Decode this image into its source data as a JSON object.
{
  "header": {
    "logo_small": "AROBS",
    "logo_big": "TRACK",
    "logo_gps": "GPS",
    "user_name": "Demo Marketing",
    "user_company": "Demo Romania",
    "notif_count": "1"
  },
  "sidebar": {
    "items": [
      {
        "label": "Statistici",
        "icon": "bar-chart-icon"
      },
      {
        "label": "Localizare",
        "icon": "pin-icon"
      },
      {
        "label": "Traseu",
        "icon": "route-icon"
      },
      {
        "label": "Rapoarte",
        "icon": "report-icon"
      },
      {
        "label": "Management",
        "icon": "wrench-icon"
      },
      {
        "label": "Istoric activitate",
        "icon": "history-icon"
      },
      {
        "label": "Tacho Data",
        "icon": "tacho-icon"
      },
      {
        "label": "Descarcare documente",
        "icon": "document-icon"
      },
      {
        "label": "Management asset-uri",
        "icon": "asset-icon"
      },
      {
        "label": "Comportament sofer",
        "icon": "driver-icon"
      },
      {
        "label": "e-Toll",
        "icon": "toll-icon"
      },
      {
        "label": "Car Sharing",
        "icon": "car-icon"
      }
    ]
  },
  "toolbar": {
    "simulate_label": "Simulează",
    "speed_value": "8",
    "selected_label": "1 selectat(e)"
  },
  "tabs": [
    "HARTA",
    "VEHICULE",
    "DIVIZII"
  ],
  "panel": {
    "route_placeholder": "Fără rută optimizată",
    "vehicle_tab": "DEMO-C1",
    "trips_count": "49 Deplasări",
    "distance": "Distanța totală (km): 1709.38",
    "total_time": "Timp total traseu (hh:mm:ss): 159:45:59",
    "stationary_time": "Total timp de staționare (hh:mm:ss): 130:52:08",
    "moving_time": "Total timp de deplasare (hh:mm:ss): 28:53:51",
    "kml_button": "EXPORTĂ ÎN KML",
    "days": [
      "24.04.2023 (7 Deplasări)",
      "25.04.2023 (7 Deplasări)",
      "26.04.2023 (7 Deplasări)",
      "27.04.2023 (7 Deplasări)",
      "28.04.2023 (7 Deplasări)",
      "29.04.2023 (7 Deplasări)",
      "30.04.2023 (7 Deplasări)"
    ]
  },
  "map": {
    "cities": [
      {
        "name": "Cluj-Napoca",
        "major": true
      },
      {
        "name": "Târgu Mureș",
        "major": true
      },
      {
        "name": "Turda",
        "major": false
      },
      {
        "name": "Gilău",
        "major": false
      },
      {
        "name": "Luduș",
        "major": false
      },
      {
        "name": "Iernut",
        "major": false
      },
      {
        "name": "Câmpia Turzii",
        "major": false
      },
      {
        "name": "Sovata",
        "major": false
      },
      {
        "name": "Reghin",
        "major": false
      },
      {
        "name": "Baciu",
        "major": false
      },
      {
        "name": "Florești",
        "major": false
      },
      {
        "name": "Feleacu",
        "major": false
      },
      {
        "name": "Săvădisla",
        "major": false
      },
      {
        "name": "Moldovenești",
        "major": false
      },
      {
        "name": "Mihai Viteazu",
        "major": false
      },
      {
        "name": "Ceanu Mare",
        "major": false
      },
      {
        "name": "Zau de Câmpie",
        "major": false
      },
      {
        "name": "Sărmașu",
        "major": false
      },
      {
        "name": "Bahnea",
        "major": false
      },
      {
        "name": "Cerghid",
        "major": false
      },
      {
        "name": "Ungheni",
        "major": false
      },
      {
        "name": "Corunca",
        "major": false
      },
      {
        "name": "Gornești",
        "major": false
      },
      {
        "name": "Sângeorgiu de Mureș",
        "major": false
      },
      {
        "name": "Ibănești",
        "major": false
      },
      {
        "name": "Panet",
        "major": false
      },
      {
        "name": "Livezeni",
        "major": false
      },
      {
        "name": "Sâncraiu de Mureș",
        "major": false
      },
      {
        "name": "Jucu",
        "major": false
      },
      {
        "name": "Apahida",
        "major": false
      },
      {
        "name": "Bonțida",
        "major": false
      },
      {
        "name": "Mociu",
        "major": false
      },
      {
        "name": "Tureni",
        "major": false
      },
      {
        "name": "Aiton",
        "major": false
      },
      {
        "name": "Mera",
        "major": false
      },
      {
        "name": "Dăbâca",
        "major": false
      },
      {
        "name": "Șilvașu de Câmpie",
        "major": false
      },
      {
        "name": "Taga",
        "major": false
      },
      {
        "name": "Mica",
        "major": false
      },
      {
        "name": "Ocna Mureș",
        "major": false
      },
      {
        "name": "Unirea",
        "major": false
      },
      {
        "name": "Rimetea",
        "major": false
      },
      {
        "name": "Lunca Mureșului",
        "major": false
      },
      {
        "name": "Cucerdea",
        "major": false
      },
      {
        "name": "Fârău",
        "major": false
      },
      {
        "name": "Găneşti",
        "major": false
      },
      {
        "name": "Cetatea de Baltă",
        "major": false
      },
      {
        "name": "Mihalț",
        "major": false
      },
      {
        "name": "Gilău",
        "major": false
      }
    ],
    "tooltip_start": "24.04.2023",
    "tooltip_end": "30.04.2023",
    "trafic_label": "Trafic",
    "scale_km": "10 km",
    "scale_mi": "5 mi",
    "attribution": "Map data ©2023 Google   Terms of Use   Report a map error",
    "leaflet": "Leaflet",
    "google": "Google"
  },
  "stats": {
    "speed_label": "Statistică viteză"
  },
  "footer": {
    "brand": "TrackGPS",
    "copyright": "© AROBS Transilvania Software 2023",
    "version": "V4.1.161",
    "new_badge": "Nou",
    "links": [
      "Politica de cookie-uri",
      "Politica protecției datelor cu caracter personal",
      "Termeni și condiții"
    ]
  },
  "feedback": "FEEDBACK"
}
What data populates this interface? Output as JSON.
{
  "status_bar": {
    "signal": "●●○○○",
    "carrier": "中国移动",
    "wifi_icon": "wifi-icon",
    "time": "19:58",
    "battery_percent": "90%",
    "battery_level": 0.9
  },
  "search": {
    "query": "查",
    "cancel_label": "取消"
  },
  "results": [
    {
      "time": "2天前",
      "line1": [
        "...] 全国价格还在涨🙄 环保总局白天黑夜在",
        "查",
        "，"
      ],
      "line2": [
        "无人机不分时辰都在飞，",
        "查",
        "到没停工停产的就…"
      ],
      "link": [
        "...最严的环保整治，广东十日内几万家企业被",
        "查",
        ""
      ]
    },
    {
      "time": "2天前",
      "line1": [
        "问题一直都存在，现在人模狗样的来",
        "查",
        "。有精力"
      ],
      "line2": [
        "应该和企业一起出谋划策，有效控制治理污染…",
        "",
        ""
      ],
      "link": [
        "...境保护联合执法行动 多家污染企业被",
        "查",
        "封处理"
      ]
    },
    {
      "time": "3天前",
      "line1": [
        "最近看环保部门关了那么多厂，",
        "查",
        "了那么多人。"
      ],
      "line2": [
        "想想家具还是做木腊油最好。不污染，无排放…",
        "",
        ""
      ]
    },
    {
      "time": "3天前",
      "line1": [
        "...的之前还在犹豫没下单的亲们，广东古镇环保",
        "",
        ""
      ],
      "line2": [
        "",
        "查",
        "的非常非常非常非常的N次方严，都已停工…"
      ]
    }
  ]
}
----------
Exercise requirements
Collect the complete line wherever the string "asset" appears in the records.

Correct response
        "label": "Management asset-uri",
        "icon": "asset-icon"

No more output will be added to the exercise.